# Install 225/70/R15 tires on 67gto?



## grrrr67gto (Jan 23, 2014)

Will I have "rubbing issues" if I install 225/70/R15 tires on 15 x 7 Rallye II wheels on my 1967 GTO front and back? I currently have 14 x 7 rallye II with 205/75/R14 coker red line radials and have no issues, but I would like to install the larger rims and tires. Thank you.


----------



## spotagoat (Feb 16, 2020)

Probably.I have 225/70r15 on the front of my 66 .They are redial red line tires.On the rear I have 235/70r15 back tires no problem .The front [email protected] top of wheel well until I installed spring spacers on top of coil springs1/2 inch raise is all it took to stop the rubbing.A cheap fix.


----------



## theovin107 (Feb 2, 2021)

What tires did you install? I'm currently in search of larger tires at 4WheelOnline to replace the current ones that I have. I've been planning for this upgrade since December.


----------



## pontrc (Mar 18, 2020)

theovin107 said:


> What tires did you install? I'm currently in search of larger tires at 4WheelOnline to replace the current ones that I have. I've been planning for this upgrade since December.

DATA SECTION:
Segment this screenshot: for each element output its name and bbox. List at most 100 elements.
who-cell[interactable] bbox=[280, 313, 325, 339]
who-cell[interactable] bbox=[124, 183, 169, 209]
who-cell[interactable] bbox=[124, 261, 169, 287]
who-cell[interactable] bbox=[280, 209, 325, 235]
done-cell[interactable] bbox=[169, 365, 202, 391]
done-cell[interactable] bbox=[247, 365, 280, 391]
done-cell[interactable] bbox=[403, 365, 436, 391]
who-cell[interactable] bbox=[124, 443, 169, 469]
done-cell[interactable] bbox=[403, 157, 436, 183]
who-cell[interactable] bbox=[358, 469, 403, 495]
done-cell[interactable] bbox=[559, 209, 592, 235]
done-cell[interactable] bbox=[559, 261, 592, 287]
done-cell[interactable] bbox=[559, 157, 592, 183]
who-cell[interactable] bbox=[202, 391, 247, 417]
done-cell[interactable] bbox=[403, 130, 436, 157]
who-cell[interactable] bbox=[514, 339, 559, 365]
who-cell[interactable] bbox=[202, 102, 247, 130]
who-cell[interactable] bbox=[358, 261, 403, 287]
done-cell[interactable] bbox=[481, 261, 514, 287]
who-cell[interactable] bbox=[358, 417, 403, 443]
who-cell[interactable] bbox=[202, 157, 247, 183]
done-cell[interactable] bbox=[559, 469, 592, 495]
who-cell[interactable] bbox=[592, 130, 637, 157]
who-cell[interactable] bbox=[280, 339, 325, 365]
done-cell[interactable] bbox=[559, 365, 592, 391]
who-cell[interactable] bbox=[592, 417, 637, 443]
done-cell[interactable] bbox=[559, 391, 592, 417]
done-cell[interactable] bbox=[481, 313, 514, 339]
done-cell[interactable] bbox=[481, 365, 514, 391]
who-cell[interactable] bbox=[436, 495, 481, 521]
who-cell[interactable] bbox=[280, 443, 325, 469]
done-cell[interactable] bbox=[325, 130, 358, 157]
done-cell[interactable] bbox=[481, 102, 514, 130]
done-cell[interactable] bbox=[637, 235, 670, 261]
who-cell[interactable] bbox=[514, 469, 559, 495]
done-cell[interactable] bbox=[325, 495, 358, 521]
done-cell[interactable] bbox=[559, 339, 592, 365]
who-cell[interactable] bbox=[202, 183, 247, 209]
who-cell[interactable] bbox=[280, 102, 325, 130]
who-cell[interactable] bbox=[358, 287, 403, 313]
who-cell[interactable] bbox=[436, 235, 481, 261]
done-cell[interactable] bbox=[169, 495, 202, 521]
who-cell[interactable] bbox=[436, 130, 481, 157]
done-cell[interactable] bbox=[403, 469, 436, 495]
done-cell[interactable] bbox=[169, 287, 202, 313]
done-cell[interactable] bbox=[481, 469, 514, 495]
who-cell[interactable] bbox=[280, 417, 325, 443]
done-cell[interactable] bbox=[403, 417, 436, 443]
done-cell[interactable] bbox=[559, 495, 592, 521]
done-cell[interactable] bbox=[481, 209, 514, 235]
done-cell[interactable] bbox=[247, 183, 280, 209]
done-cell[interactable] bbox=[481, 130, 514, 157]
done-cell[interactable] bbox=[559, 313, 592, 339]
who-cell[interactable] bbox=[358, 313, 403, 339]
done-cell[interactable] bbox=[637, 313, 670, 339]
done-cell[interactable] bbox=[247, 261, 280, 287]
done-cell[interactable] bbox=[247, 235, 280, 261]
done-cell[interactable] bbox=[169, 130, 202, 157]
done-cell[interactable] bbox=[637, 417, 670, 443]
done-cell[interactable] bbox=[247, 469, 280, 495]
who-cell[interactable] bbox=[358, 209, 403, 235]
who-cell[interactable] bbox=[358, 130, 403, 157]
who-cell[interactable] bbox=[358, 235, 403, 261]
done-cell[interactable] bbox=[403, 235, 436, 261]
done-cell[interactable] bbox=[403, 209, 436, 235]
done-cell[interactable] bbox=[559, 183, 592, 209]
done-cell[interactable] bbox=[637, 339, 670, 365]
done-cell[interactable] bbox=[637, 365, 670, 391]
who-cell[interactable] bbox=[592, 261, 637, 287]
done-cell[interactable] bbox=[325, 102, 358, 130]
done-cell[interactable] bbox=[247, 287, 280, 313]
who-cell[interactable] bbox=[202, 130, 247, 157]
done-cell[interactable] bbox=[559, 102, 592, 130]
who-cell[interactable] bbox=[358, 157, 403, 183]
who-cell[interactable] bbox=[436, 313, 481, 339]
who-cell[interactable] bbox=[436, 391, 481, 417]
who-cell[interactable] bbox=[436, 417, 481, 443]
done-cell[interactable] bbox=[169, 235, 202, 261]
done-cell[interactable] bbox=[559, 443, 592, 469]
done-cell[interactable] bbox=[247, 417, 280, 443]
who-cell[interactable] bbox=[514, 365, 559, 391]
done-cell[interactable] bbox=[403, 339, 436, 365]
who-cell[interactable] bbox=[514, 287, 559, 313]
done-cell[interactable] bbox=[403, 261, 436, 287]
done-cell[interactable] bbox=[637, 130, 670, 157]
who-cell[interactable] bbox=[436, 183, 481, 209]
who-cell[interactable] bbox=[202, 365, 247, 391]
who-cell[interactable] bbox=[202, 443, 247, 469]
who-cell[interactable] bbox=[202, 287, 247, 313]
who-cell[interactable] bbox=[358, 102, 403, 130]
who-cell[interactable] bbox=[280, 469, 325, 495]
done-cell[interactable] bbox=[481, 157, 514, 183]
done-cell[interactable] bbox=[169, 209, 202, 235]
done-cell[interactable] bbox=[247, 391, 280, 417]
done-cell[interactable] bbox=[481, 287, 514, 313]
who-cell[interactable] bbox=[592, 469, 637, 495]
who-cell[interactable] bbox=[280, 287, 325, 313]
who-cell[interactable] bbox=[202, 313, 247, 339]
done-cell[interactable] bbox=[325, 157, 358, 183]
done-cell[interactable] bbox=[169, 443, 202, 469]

GIVEN REQUEST: Could you pull out everything from "## grrrr67gto (Jan" down to "tires. Thank you." in the GTO tire thread above, word for word?

TASK SOLUTION:
## grrrr67gto (Jan 23, 2014)

Will I have "rubbing issues" if I install 225/70/R15 tires on 15 x 7 Rallye II wheels on my 1967 GTO front and back? I currently have 14 x 7 rallye II with 205/75/R14 coker red line radials and have no issues, but I would like to install the larger rims and tires. Thank you.